**Data**.
— START —

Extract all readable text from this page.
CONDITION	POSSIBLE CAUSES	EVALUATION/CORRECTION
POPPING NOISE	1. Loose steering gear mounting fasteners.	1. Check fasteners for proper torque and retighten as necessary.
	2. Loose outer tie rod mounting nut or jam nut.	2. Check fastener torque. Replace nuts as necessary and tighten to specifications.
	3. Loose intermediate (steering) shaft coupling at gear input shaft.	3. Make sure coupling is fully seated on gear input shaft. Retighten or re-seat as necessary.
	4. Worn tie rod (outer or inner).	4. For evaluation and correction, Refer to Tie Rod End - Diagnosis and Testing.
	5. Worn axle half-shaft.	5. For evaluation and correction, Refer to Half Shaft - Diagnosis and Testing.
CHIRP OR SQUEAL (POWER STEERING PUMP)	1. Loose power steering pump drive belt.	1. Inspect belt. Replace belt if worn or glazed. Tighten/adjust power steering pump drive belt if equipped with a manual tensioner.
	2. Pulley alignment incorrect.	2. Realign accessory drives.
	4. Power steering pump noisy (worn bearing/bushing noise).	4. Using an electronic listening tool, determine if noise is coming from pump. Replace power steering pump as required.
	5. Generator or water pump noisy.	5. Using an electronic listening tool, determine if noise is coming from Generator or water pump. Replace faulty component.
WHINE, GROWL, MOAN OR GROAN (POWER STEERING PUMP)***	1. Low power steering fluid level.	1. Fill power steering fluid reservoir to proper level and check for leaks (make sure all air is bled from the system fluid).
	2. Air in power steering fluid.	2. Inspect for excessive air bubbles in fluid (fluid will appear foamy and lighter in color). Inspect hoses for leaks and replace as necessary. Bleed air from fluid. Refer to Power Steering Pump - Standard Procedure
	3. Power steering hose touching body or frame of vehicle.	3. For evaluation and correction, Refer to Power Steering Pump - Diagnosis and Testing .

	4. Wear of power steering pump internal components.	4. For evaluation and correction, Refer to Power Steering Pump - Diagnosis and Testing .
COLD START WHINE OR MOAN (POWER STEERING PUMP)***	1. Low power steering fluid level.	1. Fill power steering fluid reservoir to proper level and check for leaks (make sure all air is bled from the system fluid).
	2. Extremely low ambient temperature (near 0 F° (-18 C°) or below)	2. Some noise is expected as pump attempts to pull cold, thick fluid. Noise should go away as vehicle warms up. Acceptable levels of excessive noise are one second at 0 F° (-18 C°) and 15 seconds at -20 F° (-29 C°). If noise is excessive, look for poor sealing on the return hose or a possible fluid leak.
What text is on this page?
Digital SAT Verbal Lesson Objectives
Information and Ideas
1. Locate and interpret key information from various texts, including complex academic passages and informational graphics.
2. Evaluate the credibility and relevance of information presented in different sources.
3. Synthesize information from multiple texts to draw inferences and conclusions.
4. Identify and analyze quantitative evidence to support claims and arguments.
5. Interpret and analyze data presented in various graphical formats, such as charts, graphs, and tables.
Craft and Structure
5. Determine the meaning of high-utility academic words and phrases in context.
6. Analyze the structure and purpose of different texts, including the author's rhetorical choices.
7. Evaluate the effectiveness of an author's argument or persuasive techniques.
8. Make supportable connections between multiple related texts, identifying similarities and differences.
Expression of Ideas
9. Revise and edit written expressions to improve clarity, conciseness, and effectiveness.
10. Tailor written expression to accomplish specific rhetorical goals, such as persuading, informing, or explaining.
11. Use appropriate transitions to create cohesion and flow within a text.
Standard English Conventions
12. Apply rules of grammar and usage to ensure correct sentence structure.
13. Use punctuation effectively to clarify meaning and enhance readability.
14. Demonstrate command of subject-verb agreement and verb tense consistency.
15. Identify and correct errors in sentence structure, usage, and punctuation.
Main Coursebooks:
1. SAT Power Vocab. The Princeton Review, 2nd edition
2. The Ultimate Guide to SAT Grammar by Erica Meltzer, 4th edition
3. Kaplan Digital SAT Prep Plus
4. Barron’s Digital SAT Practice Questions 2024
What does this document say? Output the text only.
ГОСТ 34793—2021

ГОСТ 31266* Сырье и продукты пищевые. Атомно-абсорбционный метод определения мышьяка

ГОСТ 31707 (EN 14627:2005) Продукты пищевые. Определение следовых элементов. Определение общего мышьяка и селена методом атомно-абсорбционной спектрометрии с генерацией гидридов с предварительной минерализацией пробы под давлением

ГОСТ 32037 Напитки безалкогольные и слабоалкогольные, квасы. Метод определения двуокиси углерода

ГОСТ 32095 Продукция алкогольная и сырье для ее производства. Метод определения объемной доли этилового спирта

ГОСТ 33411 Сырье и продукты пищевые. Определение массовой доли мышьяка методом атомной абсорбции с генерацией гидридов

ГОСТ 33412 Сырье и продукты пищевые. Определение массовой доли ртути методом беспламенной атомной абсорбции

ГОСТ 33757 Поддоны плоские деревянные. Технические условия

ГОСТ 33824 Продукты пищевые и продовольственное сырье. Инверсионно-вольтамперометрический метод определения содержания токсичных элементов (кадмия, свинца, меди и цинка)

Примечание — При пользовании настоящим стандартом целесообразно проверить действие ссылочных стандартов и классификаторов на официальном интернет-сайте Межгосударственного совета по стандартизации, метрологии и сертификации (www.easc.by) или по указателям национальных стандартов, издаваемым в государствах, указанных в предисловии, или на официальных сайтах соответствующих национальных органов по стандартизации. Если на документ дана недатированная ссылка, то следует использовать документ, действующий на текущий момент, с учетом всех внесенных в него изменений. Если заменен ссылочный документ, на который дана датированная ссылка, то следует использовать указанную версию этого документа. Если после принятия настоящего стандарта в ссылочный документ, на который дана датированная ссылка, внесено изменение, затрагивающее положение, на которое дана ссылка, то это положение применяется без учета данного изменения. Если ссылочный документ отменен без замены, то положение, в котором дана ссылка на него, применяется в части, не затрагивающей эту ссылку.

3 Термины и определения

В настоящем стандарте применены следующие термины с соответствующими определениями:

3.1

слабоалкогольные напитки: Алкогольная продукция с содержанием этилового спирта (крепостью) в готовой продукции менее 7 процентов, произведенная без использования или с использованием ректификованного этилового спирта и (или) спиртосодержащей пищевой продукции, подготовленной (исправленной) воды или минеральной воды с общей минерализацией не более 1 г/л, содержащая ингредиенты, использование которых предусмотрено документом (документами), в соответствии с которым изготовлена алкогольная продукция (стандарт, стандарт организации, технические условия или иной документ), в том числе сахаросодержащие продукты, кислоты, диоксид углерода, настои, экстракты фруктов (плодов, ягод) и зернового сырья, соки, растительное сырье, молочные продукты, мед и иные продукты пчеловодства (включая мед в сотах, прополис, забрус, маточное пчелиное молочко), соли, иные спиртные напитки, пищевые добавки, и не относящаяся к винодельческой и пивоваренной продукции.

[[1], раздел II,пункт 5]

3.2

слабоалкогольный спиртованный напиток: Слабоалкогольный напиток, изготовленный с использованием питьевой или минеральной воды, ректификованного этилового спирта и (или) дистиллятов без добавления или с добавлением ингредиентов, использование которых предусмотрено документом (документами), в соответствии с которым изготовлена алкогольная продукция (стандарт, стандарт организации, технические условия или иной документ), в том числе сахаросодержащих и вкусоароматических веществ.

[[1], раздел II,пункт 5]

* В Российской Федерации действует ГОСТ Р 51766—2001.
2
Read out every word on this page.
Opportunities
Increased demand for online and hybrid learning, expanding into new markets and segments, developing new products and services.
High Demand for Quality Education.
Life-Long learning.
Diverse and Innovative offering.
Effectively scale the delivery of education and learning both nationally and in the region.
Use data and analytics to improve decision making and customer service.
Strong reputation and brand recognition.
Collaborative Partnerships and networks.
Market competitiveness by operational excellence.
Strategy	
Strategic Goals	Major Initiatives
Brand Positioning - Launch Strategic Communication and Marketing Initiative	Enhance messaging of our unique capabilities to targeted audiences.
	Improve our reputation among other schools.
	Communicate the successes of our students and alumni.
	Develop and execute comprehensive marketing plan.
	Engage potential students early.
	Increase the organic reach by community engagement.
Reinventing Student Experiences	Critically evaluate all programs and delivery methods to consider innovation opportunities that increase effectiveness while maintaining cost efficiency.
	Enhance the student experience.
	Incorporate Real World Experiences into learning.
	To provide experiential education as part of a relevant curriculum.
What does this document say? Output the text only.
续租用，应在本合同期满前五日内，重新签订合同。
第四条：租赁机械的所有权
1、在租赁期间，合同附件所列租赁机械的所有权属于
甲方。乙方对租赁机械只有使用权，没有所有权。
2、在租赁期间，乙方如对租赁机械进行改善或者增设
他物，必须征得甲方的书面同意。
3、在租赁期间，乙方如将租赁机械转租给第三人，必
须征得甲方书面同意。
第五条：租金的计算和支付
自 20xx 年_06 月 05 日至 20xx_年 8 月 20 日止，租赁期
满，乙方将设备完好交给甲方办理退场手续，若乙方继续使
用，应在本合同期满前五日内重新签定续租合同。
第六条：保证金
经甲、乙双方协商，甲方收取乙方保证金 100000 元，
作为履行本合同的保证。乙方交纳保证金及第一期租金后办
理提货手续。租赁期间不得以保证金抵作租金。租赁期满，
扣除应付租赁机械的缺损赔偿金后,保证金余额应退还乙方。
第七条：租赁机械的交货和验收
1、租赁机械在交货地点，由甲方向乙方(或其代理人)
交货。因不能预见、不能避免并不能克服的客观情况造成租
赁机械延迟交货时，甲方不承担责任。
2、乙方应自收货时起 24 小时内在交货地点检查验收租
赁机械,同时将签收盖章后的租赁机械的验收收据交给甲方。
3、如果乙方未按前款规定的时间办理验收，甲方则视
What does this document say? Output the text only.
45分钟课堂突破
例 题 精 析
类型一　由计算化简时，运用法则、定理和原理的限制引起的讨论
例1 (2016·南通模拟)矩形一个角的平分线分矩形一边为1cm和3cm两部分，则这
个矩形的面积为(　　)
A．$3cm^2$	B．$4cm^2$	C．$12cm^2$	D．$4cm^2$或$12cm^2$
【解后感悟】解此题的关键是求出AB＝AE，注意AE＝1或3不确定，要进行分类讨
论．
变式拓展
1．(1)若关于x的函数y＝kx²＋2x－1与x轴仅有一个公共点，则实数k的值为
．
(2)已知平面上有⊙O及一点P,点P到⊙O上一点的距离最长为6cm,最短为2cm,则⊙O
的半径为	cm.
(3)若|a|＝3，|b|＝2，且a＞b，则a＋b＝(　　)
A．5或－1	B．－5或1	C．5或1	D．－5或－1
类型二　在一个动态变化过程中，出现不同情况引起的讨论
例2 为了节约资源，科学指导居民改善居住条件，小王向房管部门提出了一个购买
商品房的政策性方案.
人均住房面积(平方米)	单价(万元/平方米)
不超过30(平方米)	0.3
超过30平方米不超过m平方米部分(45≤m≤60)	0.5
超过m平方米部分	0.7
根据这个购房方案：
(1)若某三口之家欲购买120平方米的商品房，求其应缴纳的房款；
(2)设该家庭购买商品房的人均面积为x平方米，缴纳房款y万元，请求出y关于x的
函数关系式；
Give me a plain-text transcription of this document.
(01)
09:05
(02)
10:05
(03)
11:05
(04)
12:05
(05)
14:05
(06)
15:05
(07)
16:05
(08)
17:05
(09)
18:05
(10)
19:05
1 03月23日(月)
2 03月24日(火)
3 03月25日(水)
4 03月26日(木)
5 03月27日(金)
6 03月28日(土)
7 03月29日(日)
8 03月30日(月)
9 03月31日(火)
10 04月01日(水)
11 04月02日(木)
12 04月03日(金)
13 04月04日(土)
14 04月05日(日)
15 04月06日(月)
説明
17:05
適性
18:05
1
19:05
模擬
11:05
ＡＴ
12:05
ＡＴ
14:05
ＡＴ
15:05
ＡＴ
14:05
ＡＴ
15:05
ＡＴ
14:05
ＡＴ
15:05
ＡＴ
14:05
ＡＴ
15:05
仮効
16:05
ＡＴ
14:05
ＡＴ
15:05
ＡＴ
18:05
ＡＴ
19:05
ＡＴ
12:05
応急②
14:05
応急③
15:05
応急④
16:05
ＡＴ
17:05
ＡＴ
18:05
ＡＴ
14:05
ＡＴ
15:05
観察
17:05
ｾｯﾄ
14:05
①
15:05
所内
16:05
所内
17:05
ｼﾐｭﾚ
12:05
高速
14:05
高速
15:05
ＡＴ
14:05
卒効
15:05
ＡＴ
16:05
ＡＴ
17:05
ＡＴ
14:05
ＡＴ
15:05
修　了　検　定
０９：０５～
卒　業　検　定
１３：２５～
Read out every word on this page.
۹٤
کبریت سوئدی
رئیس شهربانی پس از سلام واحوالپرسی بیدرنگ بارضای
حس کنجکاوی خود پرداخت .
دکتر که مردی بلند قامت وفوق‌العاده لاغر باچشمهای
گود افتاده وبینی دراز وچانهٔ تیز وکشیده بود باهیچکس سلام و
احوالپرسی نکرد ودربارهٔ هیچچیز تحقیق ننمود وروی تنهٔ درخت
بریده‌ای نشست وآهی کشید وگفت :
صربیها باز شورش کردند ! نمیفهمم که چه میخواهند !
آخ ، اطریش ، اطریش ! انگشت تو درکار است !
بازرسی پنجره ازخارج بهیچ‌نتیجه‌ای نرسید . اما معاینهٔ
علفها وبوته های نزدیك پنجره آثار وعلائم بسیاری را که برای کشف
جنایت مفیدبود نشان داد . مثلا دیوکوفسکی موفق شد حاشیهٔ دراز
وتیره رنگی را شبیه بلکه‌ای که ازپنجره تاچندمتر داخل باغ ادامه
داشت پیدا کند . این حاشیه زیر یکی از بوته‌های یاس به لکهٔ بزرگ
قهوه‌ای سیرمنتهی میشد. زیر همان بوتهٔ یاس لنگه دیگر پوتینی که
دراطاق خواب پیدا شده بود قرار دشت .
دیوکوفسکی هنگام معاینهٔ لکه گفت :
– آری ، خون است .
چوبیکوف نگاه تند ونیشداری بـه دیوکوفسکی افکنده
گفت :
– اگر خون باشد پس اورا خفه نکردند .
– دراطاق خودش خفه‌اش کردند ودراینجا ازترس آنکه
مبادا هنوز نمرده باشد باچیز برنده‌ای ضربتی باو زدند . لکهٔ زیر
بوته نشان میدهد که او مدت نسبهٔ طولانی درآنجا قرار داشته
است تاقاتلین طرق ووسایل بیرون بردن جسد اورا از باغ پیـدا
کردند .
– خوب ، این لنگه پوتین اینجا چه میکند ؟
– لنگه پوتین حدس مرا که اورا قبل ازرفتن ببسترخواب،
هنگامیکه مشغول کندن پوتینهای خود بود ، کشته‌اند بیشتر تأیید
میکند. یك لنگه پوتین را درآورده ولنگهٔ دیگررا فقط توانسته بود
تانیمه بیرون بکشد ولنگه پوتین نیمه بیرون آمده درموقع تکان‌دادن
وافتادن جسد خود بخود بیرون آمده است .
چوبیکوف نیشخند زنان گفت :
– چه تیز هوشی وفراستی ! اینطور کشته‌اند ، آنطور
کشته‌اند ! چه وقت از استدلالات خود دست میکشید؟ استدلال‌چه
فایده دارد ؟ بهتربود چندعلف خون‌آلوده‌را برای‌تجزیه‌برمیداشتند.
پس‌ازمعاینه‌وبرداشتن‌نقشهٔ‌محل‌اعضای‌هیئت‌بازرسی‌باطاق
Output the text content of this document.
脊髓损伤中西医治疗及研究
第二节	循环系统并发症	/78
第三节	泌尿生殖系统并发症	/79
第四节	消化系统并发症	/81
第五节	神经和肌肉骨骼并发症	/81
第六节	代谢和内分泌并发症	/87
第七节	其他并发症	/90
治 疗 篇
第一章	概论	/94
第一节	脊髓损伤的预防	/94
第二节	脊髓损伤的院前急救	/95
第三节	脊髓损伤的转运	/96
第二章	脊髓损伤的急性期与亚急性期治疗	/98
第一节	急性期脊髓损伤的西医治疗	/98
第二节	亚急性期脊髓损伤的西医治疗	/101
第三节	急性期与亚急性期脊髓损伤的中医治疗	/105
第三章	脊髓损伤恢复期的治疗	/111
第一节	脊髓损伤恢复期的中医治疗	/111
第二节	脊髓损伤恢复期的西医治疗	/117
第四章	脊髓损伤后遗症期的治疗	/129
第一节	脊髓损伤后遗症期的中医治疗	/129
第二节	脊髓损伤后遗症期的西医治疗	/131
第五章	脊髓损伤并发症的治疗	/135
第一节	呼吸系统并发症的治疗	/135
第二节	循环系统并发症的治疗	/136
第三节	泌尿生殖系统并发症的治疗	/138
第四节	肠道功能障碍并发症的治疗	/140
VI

— END —

Work out how many lines of the data above hold the word "Strategic", and write only the count.

2